**What the task requires:** Return the data below verbatim, from its first line through the line containing "vars-buttons: + × <box>934 38 968 54</box>", with both of those lines included.

___ Records shown ___

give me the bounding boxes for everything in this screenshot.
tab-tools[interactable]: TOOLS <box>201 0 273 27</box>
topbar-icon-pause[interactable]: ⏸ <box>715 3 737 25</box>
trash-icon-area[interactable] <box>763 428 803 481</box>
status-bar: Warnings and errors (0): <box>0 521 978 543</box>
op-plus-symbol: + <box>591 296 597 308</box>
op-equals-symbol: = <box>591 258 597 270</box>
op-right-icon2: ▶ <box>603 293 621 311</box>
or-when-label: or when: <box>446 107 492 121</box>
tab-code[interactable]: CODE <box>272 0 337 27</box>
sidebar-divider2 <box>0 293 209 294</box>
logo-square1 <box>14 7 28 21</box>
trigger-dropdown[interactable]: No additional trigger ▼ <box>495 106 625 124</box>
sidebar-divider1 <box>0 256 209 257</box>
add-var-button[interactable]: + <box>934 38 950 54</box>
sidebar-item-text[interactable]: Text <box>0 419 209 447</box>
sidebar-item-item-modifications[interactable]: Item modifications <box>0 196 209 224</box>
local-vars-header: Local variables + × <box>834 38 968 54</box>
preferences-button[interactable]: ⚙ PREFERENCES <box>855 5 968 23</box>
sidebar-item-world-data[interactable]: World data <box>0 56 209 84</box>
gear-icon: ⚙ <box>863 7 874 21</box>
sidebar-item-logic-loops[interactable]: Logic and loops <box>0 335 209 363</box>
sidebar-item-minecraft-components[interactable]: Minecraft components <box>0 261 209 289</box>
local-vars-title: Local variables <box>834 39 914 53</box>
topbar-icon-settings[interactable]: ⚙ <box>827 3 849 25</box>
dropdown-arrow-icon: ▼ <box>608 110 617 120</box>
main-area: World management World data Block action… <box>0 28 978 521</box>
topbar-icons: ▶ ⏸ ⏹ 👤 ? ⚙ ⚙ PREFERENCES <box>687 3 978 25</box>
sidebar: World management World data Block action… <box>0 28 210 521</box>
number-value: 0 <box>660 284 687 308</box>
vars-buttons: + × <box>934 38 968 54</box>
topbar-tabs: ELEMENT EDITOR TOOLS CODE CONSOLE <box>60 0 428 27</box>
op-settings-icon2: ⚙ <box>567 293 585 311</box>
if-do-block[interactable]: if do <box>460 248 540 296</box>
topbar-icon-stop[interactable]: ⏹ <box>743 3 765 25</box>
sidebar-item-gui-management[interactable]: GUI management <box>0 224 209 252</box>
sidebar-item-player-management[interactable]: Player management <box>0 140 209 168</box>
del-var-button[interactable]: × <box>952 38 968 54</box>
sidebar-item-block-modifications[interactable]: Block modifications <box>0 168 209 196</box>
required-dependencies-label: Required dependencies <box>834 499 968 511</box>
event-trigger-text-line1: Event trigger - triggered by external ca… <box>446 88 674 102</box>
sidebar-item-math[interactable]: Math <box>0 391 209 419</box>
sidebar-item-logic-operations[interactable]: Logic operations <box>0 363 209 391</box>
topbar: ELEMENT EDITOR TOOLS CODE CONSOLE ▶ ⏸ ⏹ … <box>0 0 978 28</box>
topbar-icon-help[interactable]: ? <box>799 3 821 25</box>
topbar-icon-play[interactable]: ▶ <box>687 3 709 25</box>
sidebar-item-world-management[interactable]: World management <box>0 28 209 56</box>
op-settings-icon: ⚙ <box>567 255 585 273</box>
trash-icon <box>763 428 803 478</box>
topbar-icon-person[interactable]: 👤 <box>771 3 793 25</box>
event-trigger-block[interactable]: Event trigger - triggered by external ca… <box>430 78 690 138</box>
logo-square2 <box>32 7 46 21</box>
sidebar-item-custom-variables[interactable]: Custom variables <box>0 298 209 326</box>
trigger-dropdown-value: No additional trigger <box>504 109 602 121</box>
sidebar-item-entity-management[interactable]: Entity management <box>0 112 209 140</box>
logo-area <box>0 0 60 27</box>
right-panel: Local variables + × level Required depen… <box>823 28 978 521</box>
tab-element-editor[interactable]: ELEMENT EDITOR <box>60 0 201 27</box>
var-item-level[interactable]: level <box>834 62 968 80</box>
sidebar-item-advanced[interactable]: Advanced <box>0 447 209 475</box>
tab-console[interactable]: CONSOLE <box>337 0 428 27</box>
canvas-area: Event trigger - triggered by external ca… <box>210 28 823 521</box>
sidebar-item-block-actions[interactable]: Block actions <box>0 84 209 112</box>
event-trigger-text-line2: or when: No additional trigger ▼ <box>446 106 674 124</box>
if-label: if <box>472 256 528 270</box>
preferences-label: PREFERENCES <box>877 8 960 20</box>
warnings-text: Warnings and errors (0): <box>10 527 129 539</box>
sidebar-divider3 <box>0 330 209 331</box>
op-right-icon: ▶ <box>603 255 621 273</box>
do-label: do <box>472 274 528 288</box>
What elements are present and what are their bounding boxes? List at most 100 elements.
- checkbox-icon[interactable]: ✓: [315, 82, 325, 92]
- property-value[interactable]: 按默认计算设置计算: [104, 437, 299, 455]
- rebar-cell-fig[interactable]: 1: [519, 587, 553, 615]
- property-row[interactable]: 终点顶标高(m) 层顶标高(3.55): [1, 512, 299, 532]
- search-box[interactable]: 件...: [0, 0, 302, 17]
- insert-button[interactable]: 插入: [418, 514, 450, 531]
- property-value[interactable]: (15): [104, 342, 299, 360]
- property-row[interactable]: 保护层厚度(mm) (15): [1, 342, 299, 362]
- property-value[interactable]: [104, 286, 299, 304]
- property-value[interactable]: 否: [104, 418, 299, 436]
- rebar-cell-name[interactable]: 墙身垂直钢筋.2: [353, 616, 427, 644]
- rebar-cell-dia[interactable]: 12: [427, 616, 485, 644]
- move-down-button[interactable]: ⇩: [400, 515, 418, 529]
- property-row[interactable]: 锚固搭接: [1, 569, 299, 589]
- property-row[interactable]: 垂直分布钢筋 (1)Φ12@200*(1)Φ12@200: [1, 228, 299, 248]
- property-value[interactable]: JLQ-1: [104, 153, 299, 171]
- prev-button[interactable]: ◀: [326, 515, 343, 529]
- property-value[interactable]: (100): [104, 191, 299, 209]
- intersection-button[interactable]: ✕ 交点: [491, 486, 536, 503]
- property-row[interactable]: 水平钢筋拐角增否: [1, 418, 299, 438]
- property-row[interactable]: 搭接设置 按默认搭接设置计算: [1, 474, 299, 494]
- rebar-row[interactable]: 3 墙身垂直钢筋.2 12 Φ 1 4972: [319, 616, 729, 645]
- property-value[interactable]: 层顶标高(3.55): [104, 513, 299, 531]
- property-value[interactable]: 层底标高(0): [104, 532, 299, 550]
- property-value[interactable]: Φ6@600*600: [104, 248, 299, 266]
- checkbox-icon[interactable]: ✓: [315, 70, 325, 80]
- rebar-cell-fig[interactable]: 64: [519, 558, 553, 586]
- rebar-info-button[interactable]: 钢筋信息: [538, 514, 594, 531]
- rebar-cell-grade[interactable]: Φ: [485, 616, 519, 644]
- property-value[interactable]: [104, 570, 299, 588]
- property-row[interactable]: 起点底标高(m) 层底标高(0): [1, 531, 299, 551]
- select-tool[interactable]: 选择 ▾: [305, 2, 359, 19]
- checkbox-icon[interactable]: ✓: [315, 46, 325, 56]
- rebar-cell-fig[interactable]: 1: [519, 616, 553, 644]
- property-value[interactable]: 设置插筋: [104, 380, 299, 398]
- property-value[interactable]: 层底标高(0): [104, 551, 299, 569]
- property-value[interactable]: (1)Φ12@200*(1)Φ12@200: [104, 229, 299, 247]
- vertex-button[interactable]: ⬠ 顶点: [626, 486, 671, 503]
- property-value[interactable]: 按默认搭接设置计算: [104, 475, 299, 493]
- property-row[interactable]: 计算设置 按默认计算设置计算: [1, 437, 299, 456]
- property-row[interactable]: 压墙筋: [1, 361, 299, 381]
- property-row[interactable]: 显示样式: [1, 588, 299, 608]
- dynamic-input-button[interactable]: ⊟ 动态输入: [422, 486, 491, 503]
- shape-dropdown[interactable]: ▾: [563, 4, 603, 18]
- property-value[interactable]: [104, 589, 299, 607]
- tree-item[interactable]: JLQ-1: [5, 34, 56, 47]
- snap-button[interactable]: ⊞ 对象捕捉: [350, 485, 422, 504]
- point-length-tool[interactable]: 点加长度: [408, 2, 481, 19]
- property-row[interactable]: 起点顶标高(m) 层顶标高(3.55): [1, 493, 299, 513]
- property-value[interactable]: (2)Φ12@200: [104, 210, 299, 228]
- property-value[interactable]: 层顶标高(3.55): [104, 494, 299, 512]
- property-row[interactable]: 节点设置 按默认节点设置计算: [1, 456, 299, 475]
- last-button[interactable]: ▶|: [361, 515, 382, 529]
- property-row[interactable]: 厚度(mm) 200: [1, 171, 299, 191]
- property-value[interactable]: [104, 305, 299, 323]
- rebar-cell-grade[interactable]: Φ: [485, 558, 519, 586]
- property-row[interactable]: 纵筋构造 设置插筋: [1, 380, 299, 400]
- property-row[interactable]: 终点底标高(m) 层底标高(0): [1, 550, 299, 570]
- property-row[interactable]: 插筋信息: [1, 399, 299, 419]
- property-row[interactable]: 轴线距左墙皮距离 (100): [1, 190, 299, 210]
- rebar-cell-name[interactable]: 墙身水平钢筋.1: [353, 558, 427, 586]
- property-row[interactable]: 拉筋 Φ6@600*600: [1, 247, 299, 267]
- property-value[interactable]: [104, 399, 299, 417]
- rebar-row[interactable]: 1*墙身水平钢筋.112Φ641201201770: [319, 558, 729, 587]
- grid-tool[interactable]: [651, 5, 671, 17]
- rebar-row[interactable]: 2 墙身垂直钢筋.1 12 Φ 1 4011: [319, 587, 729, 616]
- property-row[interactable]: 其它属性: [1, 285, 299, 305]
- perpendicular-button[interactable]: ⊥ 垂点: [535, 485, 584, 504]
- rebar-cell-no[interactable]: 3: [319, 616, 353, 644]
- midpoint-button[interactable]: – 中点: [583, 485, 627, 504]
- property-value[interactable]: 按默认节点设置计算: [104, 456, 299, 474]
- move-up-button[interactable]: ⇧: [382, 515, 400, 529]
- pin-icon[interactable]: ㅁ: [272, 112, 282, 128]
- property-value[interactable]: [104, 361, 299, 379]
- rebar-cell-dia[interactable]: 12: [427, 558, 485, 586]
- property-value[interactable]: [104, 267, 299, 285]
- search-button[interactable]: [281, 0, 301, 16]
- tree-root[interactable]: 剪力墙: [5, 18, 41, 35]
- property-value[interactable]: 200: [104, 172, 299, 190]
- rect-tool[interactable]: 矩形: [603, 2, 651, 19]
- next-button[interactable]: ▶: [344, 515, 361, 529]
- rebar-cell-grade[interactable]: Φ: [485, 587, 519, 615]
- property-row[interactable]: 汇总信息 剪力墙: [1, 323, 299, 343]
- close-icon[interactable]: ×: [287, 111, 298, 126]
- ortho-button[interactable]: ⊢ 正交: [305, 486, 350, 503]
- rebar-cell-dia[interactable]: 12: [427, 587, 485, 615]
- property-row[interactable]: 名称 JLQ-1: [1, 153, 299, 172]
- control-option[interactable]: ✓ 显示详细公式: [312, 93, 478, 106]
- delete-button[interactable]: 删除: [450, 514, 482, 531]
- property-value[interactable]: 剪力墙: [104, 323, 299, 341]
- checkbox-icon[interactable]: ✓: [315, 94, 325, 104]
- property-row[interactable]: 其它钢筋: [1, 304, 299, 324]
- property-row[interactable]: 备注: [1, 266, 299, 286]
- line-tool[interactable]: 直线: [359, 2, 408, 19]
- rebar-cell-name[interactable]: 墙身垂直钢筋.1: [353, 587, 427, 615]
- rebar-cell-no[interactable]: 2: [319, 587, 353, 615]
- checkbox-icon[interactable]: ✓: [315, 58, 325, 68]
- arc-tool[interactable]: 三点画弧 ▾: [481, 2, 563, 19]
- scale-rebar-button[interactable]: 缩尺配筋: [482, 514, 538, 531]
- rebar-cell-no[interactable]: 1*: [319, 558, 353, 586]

___

**Expected answer:**
give me the bounding boxes for everything in this screenshot.
tab-tools[interactable]: TOOLS <box>201 0 273 27</box>
topbar-icon-pause[interactable]: ⏸ <box>715 3 737 25</box>
trash-icon-area[interactable] <box>763 428 803 481</box>
status-bar: Warnings and errors (0): <box>0 521 978 543</box>
op-plus-symbol: + <box>591 296 597 308</box>
op-equals-symbol: = <box>591 258 597 270</box>
op-right-icon2: ▶ <box>603 293 621 311</box>
or-when-label: or when: <box>446 107 492 121</box>
tab-code[interactable]: CODE <box>272 0 337 27</box>
sidebar-divider2 <box>0 293 209 294</box>
logo-square1 <box>14 7 28 21</box>
trigger-dropdown[interactable]: No additional trigger ▼ <box>495 106 625 124</box>
sidebar-divider1 <box>0 256 209 257</box>
add-var-button[interactable]: + <box>934 38 950 54</box>
sidebar-item-text[interactable]: Text <box>0 419 209 447</box>
sidebar-item-item-modifications[interactable]: Item modifications <box>0 196 209 224</box>
local-vars-header: Local variables + × <box>834 38 968 54</box>
preferences-button[interactable]: ⚙ PREFERENCES <box>855 5 968 23</box>
sidebar-item-world-data[interactable]: World data <box>0 56 209 84</box>
gear-icon: ⚙ <box>863 7 874 21</box>
sidebar-item-logic-loops[interactable]: Logic and loops <box>0 335 209 363</box>
sidebar-item-minecraft-components[interactable]: Minecraft components <box>0 261 209 289</box>
local-vars-title: Local variables <box>834 39 914 53</box>
topbar-icon-settings[interactable]: ⚙ <box>827 3 849 25</box>
dropdown-arrow-icon: ▼ <box>608 110 617 120</box>
main-area: World management World data Block action… <box>0 28 978 521</box>
topbar-icons: ▶ ⏸ ⏹ 👤 ? ⚙ ⚙ PREFERENCES <box>687 3 978 25</box>
sidebar: World management World data Block action… <box>0 28 210 521</box>
number-value: 0 <box>660 284 687 308</box>
vars-buttons: + × <box>934 38 968 54</box>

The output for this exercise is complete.